◆ Exercise ◆
Note each line where "structure" appears, and copy it.

**********

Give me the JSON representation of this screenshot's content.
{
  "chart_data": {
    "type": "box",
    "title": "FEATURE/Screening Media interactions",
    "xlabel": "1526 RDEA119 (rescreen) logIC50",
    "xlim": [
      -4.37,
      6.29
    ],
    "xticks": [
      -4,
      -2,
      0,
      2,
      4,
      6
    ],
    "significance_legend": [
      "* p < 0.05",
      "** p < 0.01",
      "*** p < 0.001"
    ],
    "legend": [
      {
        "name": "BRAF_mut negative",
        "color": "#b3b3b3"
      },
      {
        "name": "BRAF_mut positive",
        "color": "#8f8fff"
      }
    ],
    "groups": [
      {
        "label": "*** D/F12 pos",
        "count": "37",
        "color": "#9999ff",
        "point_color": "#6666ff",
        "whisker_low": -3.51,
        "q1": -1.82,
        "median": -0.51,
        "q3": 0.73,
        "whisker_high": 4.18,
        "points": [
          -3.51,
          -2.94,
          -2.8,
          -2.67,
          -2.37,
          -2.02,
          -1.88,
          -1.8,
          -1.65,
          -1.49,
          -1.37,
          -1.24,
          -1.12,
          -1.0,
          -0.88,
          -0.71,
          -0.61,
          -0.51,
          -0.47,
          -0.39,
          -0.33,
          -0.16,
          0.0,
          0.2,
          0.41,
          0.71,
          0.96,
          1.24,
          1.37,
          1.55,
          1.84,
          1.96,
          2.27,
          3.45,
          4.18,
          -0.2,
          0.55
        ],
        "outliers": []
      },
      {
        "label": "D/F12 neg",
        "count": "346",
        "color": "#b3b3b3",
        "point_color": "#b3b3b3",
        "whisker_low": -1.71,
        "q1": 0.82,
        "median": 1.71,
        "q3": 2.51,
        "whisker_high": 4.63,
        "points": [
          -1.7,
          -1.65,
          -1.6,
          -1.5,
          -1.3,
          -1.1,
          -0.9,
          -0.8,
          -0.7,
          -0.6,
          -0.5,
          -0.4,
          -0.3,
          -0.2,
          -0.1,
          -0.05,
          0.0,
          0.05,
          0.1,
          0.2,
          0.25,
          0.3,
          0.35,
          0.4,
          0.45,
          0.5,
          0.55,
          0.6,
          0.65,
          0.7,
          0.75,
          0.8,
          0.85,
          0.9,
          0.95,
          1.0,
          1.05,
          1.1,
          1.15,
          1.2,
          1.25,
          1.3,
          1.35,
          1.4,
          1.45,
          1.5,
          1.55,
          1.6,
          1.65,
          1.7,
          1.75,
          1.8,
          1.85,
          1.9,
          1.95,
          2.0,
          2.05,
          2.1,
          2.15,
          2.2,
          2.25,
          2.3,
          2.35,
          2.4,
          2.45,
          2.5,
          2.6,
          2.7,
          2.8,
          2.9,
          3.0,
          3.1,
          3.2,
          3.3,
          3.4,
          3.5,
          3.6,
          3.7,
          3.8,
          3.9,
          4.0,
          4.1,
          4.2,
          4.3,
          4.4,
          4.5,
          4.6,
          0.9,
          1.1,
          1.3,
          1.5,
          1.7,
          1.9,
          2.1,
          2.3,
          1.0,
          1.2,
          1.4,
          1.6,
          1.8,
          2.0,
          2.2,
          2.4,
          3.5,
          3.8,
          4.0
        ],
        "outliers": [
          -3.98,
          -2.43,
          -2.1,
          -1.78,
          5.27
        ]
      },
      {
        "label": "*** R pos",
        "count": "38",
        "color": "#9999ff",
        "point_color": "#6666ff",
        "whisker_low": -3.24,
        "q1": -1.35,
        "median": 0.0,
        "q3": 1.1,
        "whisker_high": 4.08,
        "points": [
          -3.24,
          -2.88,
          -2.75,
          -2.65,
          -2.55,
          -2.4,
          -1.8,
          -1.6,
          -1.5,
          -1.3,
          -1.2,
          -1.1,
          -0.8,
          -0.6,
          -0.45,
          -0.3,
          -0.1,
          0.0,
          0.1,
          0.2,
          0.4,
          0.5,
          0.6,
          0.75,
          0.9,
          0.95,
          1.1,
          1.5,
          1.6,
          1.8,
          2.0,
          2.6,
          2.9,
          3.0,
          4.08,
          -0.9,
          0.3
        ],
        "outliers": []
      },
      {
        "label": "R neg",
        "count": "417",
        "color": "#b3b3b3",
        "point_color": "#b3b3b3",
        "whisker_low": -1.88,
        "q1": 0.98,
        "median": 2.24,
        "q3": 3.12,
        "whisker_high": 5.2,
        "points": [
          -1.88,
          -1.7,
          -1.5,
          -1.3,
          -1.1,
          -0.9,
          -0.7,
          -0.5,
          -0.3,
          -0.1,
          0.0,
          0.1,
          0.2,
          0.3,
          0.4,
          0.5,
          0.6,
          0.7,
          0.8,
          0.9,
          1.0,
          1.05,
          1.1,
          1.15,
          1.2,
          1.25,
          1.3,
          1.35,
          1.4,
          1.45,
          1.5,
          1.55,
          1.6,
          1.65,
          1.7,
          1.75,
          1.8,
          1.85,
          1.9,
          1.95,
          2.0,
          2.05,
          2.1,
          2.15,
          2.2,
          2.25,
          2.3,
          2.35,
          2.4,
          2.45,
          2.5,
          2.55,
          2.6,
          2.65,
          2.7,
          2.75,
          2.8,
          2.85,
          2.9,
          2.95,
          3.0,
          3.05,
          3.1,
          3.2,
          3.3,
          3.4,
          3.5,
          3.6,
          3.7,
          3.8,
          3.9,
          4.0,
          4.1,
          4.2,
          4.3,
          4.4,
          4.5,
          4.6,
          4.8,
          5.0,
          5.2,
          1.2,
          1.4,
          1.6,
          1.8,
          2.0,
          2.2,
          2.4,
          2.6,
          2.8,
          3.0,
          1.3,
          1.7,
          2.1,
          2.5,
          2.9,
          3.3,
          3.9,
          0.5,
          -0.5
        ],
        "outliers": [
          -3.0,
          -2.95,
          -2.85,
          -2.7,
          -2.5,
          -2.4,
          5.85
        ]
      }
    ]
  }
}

**********

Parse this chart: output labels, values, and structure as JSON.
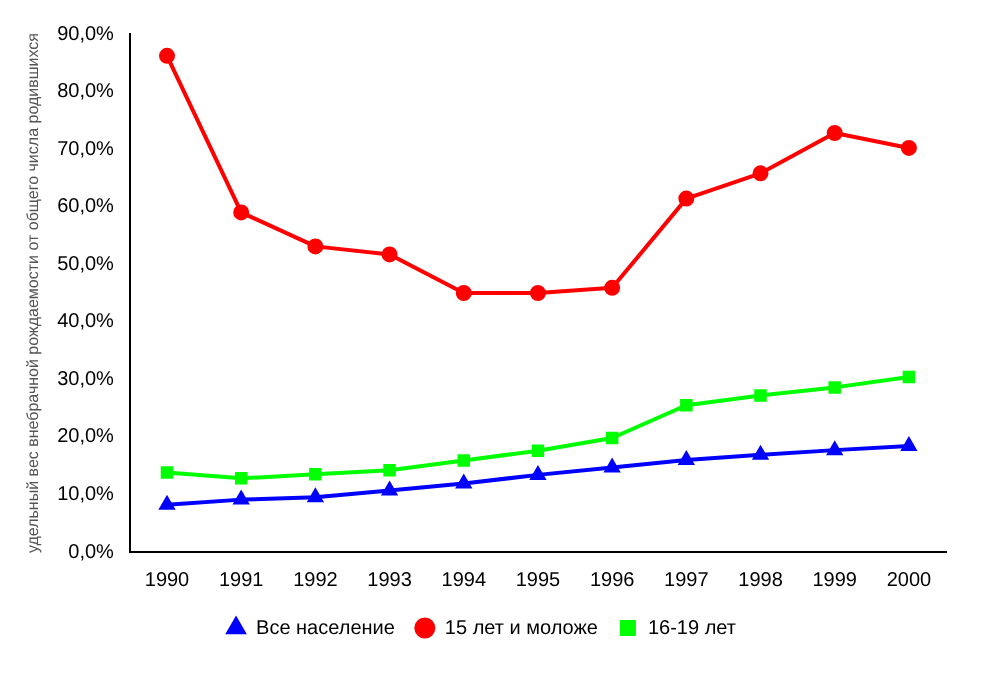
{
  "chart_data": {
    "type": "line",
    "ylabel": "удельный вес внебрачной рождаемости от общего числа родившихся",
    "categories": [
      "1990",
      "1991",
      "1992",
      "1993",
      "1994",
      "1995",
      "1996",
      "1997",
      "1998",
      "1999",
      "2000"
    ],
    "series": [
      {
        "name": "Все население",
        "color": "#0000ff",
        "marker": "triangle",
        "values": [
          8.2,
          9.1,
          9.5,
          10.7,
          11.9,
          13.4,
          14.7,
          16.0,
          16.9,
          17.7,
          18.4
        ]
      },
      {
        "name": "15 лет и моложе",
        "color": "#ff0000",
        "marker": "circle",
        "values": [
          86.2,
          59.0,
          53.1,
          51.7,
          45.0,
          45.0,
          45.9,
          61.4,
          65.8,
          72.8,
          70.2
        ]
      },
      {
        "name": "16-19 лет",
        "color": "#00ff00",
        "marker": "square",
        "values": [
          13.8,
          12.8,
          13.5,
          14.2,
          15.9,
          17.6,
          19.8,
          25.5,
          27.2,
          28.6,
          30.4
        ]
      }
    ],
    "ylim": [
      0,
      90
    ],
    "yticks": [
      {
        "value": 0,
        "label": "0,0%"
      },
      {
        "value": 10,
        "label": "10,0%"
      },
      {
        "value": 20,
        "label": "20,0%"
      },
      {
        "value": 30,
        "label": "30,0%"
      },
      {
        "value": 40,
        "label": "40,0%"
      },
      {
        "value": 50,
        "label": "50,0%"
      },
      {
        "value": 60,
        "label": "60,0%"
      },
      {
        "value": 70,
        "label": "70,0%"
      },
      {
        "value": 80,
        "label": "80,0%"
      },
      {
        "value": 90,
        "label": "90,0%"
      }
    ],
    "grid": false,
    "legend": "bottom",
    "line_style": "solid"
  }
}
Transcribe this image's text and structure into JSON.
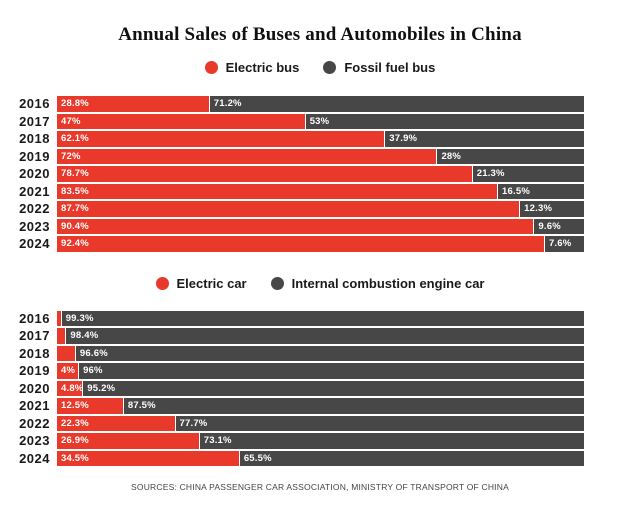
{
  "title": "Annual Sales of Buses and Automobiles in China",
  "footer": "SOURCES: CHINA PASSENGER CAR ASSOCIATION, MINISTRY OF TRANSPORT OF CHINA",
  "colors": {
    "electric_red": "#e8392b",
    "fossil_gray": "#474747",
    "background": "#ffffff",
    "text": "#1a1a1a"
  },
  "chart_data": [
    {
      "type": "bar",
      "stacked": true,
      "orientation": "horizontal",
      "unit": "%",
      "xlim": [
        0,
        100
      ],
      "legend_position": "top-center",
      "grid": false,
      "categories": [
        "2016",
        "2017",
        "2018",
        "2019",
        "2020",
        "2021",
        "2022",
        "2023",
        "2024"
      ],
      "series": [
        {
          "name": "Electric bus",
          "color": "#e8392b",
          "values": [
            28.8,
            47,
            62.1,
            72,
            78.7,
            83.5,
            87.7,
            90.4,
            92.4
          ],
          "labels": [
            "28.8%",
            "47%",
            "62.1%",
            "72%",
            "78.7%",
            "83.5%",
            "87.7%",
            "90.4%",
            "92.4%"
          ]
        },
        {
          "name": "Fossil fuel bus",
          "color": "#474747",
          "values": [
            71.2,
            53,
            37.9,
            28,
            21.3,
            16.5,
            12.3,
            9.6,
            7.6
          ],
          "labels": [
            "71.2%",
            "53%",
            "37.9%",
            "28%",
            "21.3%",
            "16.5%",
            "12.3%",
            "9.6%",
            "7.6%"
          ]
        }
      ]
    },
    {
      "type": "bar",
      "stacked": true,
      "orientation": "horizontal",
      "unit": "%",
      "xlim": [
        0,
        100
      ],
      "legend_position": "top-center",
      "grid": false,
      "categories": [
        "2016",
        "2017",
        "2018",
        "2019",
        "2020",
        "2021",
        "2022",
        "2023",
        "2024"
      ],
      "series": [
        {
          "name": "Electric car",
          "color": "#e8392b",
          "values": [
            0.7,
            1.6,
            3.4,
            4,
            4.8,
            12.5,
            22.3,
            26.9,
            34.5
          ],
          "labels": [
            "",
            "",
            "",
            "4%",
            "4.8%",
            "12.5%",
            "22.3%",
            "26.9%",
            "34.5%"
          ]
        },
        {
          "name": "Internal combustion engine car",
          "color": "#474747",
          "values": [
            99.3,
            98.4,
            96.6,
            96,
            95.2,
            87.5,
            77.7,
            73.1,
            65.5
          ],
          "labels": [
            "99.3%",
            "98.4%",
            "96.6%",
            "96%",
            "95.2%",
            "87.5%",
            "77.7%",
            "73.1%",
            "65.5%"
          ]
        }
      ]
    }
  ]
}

**********

◆ Exercise result ◆
Parse this chart: output labels, values, and structure as JSON.
Transcribe this image's text and structure into JSON.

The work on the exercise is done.